→ Data shown
'''
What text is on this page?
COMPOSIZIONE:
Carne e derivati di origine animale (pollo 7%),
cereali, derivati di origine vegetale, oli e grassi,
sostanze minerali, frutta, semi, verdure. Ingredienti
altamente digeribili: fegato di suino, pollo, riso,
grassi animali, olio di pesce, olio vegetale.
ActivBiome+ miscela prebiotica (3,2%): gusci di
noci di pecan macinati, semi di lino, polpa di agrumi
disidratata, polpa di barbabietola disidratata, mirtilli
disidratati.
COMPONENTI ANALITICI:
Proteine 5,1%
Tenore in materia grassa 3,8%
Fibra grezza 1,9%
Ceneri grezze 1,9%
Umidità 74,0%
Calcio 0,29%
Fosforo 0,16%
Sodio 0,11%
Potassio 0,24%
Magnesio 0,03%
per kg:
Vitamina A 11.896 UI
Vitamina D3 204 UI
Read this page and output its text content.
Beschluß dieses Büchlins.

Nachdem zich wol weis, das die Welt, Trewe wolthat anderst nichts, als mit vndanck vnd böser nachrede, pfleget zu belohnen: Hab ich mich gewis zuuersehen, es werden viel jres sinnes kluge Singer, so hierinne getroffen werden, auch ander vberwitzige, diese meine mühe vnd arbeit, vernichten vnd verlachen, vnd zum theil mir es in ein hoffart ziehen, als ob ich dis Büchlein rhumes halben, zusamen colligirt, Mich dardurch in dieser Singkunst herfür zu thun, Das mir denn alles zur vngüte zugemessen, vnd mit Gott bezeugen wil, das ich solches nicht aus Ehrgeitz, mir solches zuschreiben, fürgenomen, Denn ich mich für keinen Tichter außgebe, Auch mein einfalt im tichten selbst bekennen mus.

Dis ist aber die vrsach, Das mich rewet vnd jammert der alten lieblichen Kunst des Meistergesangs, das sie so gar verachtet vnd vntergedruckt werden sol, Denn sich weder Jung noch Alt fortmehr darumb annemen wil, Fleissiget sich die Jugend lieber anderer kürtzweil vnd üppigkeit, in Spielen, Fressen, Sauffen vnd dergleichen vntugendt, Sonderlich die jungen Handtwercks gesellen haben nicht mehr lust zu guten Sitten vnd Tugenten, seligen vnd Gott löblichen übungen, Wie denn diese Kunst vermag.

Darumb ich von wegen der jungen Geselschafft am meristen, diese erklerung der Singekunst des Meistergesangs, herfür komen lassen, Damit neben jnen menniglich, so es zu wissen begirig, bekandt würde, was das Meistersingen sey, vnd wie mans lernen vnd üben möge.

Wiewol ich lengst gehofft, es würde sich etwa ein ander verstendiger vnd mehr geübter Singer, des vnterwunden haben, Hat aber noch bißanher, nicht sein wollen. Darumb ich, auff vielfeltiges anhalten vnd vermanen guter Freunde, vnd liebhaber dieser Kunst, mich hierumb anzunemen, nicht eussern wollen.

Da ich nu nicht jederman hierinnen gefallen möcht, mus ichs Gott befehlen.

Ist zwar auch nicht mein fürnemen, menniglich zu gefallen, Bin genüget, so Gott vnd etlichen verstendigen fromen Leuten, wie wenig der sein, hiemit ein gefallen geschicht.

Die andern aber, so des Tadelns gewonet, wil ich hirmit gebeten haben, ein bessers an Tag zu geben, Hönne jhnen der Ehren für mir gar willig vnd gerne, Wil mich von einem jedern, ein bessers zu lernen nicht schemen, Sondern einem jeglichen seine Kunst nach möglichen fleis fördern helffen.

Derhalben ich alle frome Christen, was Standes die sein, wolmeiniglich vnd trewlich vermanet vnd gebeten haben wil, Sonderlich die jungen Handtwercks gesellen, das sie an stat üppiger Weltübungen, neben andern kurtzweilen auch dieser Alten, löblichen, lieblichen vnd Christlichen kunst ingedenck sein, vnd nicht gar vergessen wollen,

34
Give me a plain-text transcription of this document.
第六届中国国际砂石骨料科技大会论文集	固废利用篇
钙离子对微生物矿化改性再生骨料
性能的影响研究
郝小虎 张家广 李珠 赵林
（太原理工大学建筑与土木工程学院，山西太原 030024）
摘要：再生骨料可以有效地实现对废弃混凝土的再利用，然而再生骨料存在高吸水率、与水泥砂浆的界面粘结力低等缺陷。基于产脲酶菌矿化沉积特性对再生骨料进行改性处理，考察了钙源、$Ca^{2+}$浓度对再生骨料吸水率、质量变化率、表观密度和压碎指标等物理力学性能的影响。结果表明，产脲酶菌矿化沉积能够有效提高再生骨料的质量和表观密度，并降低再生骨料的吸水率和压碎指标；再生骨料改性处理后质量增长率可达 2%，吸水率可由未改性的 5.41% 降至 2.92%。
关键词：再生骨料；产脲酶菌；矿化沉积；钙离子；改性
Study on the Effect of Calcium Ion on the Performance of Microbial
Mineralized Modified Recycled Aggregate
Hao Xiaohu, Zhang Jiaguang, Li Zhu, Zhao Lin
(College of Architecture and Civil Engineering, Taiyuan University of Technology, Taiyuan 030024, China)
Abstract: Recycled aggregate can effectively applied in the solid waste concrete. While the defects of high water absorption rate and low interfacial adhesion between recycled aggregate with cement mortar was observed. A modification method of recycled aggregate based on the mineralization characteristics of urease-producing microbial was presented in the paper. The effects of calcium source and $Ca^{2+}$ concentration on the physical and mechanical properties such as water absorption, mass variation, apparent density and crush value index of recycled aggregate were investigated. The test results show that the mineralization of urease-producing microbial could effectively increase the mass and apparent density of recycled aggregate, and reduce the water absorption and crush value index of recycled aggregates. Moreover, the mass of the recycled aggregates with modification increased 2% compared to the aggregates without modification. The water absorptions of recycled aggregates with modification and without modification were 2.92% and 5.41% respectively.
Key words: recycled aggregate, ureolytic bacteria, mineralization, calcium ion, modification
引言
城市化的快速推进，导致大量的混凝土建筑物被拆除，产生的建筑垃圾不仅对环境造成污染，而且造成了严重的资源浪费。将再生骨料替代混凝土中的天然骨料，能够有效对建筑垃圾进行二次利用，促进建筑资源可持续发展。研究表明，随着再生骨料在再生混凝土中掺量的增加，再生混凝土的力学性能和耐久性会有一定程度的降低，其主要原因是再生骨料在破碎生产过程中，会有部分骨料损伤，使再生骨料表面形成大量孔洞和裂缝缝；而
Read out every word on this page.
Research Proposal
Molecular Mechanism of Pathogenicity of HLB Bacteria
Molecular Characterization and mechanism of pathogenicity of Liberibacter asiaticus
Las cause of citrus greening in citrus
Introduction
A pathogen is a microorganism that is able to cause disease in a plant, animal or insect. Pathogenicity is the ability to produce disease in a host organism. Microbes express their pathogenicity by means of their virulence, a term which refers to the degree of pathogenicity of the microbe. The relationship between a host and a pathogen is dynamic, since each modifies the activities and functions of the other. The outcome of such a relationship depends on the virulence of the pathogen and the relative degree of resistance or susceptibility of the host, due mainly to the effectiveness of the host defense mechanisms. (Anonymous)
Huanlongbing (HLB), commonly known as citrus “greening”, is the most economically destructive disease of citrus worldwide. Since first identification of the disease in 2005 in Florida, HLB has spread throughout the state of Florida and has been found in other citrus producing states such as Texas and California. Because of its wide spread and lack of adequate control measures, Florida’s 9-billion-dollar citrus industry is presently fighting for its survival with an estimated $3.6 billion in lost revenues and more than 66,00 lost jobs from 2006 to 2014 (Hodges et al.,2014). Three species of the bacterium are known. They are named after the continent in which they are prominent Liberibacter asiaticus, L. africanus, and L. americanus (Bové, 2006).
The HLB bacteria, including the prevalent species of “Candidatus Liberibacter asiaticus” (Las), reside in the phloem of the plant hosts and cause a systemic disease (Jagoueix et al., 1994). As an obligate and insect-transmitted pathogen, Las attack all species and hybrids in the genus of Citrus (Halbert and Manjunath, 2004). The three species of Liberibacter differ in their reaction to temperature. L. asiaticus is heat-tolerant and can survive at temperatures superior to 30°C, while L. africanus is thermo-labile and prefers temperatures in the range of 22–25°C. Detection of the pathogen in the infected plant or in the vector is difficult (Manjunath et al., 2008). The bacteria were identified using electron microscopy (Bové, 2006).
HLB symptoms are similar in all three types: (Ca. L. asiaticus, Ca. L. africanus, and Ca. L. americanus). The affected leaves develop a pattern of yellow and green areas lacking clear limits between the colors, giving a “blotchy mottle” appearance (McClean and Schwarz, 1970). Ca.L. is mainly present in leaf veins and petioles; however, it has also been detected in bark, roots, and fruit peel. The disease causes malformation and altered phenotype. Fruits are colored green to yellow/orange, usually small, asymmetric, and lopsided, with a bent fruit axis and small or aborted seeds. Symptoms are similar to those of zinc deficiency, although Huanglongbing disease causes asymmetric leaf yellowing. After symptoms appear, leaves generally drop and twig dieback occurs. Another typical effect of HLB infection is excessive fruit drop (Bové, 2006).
'''
→ The problem
Your answer should be a single number, the count of lines in the listing that contain "neben".

→ Written solution
2